__EXCERPTED DATA__:
+--

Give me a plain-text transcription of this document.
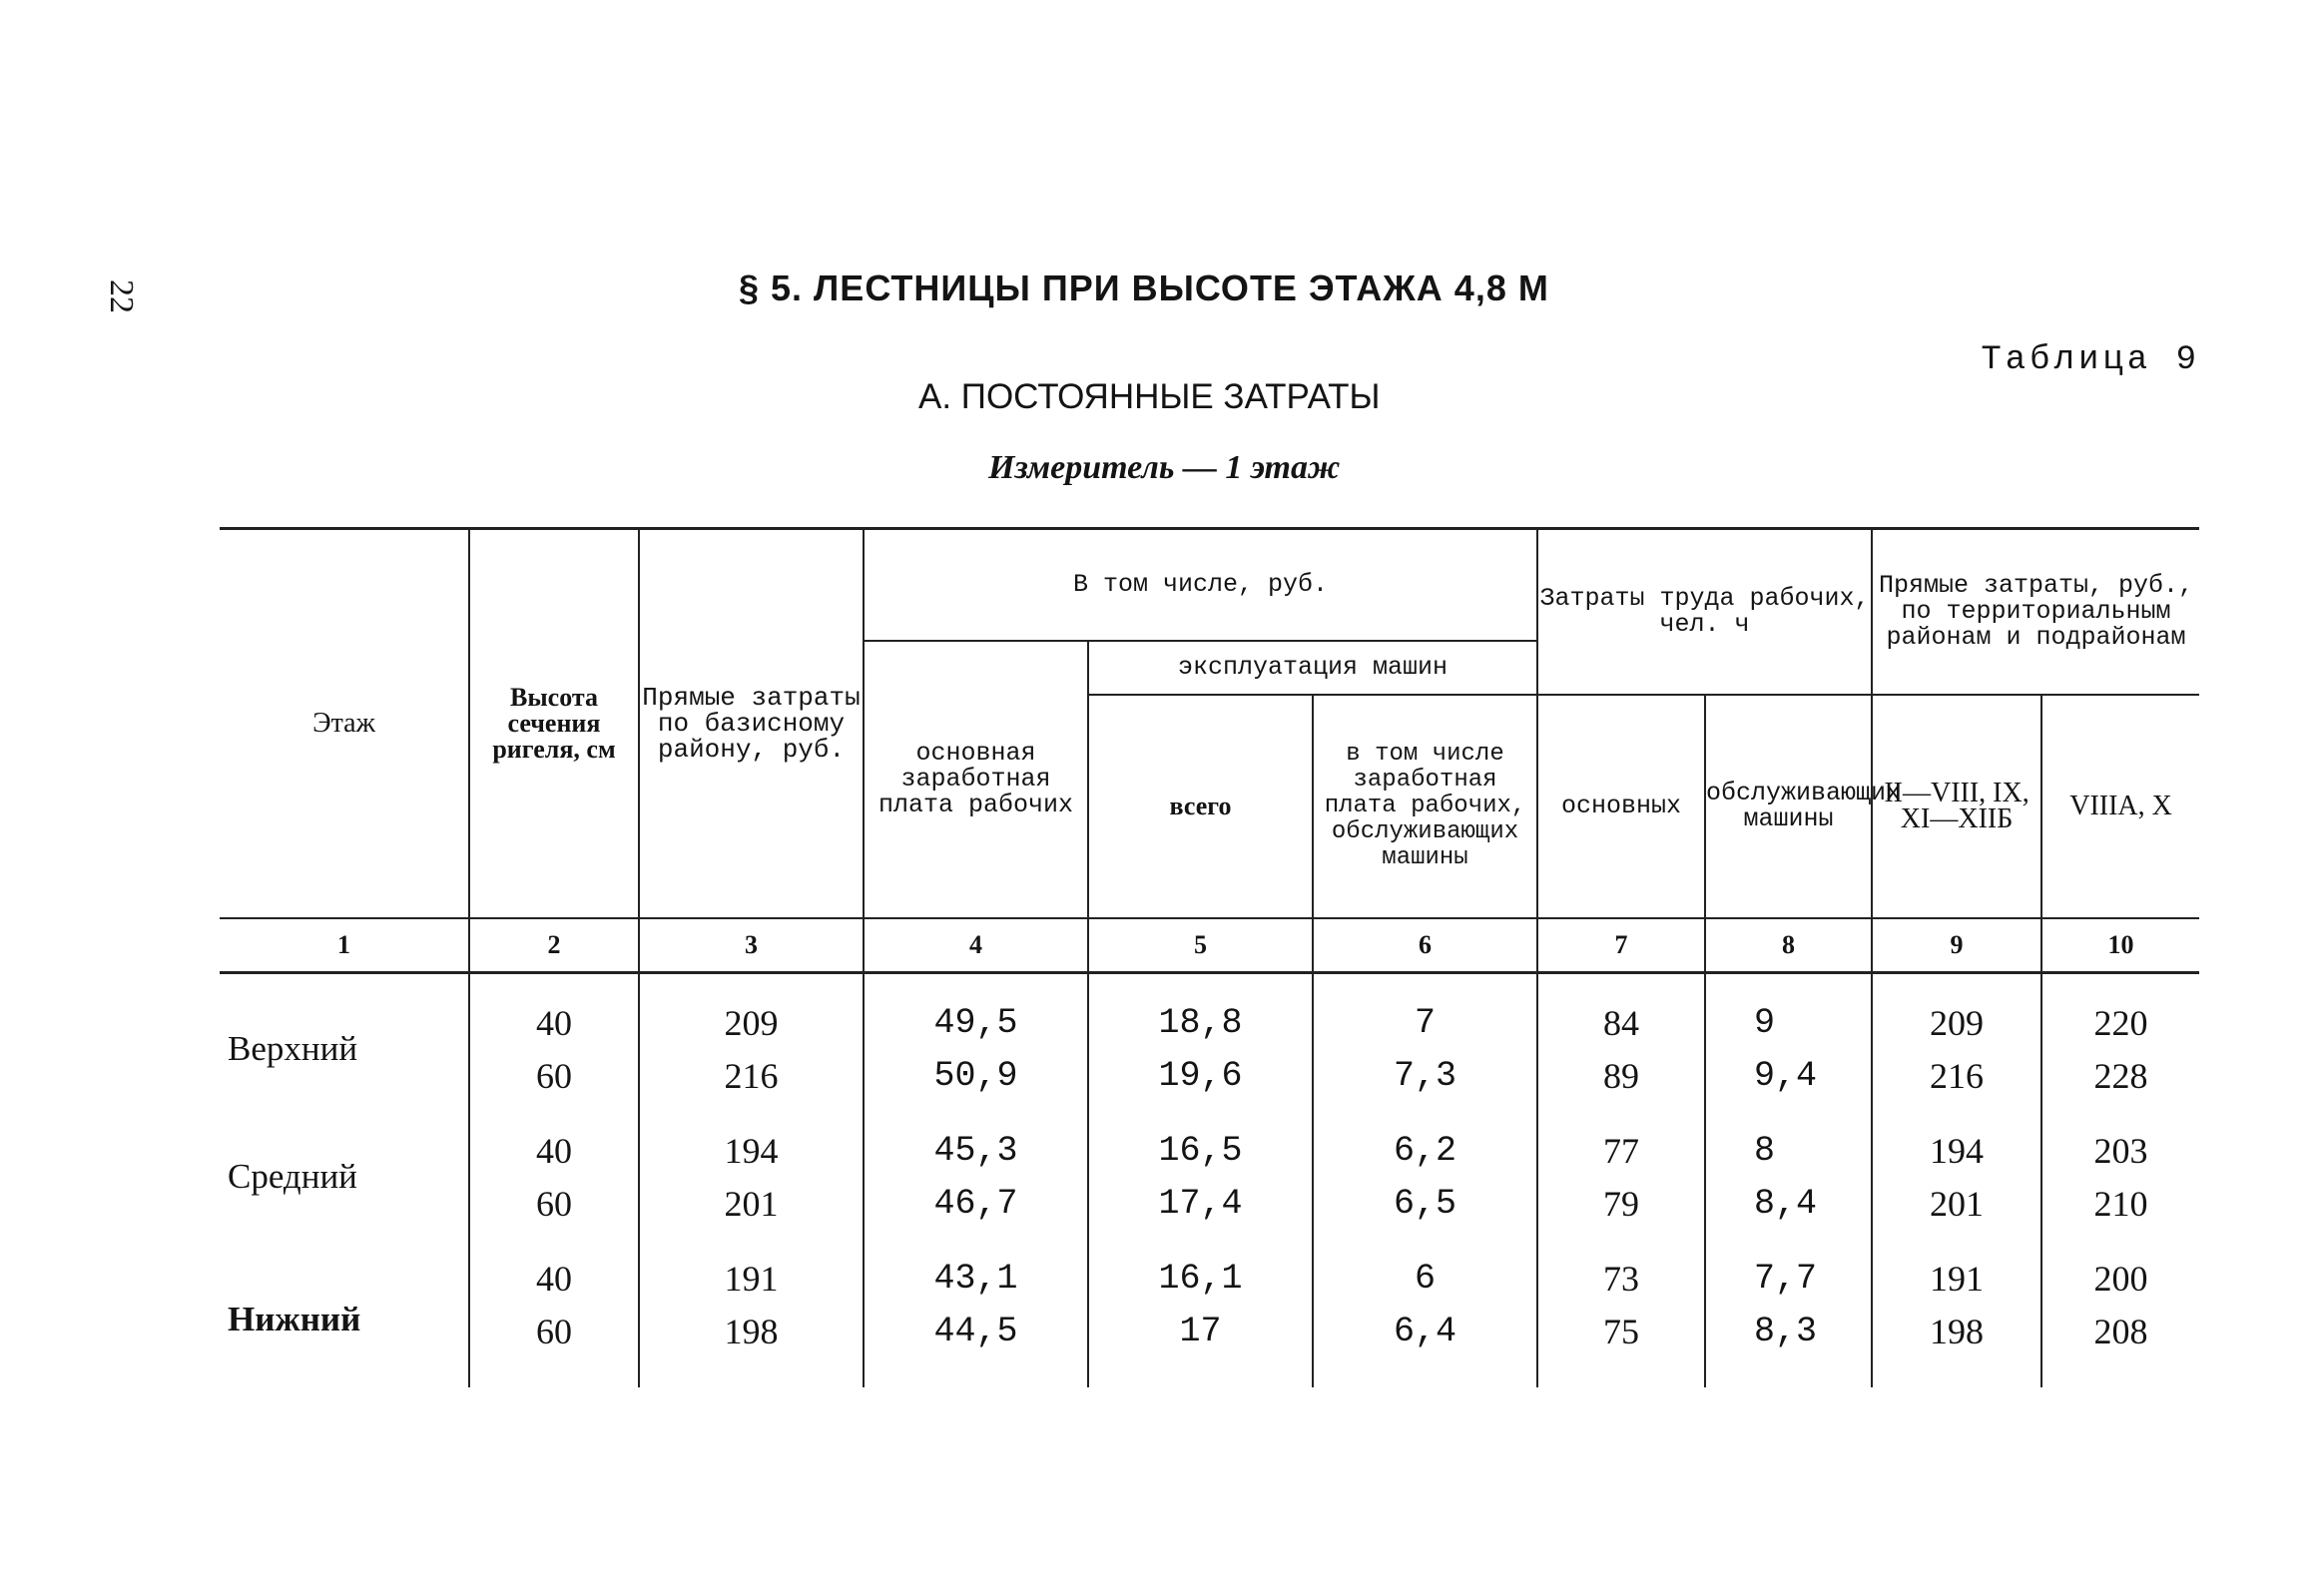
22	§ 5. ЛЕСТНИЦЫ ПРИ ВЫСОТЕ ЭТАЖА 4,8 М
Таблица 9
А. ПОСТОЯННЫЕ ЗАТРАТЫ
Измеритель — 1 этаж
Этаж	Высота сечения ригеля, см	Прямые затраты по базисному району, руб.	В том числе, руб.			Затраты труда рабочих, чел. ч		Прямые затраты, руб., по территориальным районам и подрайонам	
			основная заработная плата рабочих	эксплуатация машин					
				всего	в том числе заработная плата рабочих, обслуживающих машины	основных	обслуживающих машины	II—VIII, IX, XI—XIIБ	VIIIA, X
1	2	3	4	5	6	7	8	9	10
Верхний	40	209	49,5	18,8	7	84	9	209	220
	60	216	50,9	19,6	7,3	89	9,4	216	228
Средний	40	194	45,3	16,5	6,2	77	8	194	203
	60	201	46,7	17,4	6,5	79	8,4	201	210
Нижний	40	191	43,1	16,1	6	73	7,7	191	200
	60	198	44,5	17	6,4	75	8,3	198	208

+--

From the material above, gather all lines that include the string "заработная" and copy them.

			основная заработная плата рабочих	эксплуатация машин					
				всего	в том числе заработная плата рабочих, обслуживающих машины	основных	обслуживающих машины	II—VIII, IX, XI—XIIБ	VIIIA, X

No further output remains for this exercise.